E depois demorei em voltar a pegar nisto.
Há dias em que o silêncio após uma videochamada pesa mais que o habitual. O ecrã escurece e fico a olhar para o meu reflexo, dividida entre a culpa e a realização. A decisão de viver do outro lado do mundo traz consigo uma matemática impossível: por cada momento ganho aqui, há um momento perdido lá. Aniversários marcados apenas no calendário, abraços guardados para "quando voltar", risos em chamadas que acabam sempre cedo demais por causa do fuso horário.
Entre Portugal e Espanha, a distância era uma questão de horas de carro, uma ponte fácil de atravessar quando as saudades ou os eventos apertavam. Agora, com um oceano pelo meio, cada regresso precisa de ser planeado com meses de antecedência, e cada partida carrega o peso de todas as ausências futuras.

Registos de uma coleção de dados:
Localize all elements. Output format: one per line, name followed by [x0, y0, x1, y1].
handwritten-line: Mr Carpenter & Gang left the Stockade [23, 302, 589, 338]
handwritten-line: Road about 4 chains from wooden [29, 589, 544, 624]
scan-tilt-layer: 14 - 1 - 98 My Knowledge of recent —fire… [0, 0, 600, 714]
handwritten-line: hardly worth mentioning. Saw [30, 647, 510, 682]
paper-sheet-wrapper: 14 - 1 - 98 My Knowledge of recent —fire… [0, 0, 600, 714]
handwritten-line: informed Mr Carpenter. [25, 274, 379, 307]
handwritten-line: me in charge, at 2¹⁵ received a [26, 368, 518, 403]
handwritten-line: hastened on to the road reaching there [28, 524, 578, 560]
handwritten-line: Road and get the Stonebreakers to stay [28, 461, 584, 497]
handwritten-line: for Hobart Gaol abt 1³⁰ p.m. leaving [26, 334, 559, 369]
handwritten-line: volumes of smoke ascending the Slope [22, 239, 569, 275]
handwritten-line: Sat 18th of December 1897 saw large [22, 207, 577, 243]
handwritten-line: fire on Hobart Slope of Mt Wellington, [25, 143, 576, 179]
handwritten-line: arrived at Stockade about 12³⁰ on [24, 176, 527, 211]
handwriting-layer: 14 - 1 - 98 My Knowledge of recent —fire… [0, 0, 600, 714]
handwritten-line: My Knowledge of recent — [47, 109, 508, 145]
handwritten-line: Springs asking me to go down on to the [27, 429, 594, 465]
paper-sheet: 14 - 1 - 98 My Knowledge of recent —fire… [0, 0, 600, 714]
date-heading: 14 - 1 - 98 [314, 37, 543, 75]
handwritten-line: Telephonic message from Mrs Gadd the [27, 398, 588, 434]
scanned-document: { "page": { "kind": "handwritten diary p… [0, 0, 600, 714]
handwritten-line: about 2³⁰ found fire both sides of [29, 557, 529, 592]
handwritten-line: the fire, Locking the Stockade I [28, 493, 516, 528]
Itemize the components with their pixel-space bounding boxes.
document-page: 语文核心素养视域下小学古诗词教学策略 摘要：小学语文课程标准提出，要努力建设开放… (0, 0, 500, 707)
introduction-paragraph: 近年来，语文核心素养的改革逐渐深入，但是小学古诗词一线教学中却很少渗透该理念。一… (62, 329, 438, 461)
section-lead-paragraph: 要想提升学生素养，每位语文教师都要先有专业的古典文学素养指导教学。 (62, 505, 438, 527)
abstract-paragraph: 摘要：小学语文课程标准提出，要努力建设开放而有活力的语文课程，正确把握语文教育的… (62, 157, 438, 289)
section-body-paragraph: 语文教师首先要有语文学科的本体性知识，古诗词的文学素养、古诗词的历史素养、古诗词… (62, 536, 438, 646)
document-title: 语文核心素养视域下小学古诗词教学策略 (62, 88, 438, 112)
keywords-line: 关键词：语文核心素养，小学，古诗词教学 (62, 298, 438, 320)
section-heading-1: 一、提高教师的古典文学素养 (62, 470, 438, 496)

### Tarefas
1. No texto sobre viver longe da família, a que equivalia a distância entre Portugal e Espanha?
2. Enumere os momentos perdidos lá que o texto sobre viver longe da família indica depois de falar da "matemática impossível".
3. Continue o texto sobre viver longe da família a partir da sua última frase.

### Respostas por tarefa
1. A uma questão de horas de carro.

2.
- Aniversários marcados apenas no calendário
- Abraços guardados para "quando voltar"
- Risos em chamadas que acabam sempre cedo demais por causa do fuso horário

3.
O mais difícil é perceber que aparentemente nunca vamos estar verdadeiramente inteiros. Há sempre uma versão de nós que fica para trás, sentada no muro da praia da Parede de manhã, a cheirar o Atlântico depois de uma corrida, mesmo dentro da zona de conforto, num sitio tão bonito, e tão mais perto da maioria das nossas pessoas, à espera de regressar.
O que mais nos faz falta deste lado? As nossas pessoas. E enquanto isso, construímos uma vida nova longe de tudo que também se torna casa, que também se torna nossa, e que nos faz felizes de uma forma que não esperávamos.
É uma espécie de paradoxo: quanto mais nos realizamos aqui, mais forte é a sensação de que estamos a falhar com quem ficou. E quanto mais nos adaptamos a esta nova vida, mais nos perguntamos se algum dia voltaremos a ser aquela pessoa que deixámos à espera no muro da praia da Parede.
Não há vitória fácil neste jogo de distâncias. Há apenas a certeza de que, independentemente das nossas escolhas, vamos sempre ter o coração dividido entre dois mundos, e alguém ou algum lugar que gostamos muito do outro lado do planeta. Muitos dias sem encontrar alternativa para este título.
Em cima disto tudo, é impossível não estar ainda mais apreensivo com a situação do mundo neste momento.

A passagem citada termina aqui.